Exercise aim:
Count the lines below that contain the word "derivanti". Give only the number.

§

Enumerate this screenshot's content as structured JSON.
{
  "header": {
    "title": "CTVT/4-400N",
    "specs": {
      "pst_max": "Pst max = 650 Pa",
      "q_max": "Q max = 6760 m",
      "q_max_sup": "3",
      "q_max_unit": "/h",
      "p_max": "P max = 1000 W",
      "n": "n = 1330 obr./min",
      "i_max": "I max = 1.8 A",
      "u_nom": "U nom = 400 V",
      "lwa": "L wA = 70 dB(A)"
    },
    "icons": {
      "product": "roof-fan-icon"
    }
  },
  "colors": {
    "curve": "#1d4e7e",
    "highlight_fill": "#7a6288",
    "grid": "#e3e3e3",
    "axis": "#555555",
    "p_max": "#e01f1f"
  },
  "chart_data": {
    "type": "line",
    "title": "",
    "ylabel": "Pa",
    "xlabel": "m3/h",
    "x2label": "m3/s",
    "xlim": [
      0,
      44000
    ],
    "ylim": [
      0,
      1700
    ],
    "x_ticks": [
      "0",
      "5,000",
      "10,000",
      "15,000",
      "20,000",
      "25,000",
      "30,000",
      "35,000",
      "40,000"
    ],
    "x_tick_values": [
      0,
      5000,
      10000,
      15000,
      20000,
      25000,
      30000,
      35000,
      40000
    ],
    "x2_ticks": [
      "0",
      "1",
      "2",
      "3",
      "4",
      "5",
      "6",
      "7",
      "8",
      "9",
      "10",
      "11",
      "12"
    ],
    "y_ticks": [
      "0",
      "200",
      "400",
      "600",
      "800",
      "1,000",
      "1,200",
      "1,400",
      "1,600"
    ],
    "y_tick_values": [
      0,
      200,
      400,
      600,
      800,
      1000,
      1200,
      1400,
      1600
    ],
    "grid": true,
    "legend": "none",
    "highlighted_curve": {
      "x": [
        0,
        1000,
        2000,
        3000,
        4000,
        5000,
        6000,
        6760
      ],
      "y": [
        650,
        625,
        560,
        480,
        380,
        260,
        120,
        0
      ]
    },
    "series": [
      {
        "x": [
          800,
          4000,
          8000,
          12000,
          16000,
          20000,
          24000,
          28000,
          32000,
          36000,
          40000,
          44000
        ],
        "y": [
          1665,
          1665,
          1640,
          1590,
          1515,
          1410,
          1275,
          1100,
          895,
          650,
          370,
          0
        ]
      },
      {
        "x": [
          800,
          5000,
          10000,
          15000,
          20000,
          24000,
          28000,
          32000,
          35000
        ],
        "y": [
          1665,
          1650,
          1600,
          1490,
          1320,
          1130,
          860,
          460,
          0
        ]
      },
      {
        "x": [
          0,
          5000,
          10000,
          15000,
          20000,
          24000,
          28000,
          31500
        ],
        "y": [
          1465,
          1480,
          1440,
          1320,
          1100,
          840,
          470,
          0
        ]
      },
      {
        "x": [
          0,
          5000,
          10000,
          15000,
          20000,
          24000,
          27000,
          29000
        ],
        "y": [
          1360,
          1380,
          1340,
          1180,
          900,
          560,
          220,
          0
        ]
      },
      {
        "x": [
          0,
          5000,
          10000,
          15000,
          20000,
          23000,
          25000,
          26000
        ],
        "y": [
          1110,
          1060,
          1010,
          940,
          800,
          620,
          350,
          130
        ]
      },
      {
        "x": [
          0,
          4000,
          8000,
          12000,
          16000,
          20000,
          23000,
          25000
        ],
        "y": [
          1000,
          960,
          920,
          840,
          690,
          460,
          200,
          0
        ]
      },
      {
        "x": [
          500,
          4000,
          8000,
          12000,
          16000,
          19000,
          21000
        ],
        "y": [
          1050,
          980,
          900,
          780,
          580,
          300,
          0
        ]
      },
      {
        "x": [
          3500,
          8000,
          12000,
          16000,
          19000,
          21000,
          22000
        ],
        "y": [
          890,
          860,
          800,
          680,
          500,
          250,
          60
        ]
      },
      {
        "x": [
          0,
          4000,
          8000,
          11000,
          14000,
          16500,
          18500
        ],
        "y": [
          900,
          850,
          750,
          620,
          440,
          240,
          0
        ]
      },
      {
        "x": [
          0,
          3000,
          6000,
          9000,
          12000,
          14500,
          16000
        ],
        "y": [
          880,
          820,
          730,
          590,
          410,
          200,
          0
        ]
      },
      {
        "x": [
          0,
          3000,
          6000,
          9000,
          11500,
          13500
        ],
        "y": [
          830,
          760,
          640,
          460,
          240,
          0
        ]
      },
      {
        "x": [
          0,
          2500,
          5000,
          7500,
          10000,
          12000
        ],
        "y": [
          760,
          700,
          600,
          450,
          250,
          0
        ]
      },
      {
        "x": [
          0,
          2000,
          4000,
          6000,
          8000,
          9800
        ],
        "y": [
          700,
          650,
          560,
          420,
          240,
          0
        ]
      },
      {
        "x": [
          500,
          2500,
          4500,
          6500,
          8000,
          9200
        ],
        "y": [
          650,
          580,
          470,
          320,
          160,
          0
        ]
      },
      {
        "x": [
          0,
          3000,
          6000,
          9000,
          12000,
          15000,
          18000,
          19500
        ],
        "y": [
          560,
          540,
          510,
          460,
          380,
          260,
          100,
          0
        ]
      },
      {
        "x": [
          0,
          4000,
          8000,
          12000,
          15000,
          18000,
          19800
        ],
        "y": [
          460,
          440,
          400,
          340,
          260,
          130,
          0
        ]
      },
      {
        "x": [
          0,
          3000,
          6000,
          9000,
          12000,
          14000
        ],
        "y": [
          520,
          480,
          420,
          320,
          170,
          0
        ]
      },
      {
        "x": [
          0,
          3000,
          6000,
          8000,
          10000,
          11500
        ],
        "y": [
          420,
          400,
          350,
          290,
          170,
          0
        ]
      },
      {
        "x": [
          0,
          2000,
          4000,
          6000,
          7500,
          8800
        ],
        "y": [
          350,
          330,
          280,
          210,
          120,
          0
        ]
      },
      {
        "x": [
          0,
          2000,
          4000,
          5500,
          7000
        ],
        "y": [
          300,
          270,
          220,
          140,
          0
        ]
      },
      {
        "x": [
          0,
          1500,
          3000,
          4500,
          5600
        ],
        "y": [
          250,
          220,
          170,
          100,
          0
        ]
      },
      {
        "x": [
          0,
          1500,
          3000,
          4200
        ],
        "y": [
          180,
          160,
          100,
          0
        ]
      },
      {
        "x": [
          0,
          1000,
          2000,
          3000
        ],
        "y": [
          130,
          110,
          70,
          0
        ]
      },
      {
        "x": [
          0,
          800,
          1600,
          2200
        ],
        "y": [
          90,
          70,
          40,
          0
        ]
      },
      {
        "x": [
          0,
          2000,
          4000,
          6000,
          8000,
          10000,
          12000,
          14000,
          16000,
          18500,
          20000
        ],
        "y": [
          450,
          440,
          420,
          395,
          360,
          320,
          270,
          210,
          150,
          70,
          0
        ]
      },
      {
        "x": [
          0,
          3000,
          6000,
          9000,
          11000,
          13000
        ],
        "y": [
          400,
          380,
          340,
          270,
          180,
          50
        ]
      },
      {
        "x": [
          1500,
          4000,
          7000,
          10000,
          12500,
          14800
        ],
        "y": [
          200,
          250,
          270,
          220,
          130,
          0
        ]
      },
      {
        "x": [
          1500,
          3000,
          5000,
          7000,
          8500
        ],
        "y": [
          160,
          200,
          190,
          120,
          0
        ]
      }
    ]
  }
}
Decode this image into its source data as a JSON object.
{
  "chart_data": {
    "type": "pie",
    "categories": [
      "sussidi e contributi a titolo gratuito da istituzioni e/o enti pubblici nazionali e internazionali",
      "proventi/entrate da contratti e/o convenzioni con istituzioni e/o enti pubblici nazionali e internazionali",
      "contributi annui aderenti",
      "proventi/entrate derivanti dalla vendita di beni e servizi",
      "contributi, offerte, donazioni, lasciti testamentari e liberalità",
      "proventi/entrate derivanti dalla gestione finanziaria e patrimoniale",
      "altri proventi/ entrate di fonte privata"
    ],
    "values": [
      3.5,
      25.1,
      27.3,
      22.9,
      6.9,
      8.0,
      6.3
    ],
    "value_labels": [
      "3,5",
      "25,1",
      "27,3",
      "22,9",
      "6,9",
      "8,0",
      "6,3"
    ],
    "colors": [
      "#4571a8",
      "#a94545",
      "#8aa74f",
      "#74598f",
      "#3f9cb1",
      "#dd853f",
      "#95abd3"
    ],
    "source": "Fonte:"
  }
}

§

Written answer:
2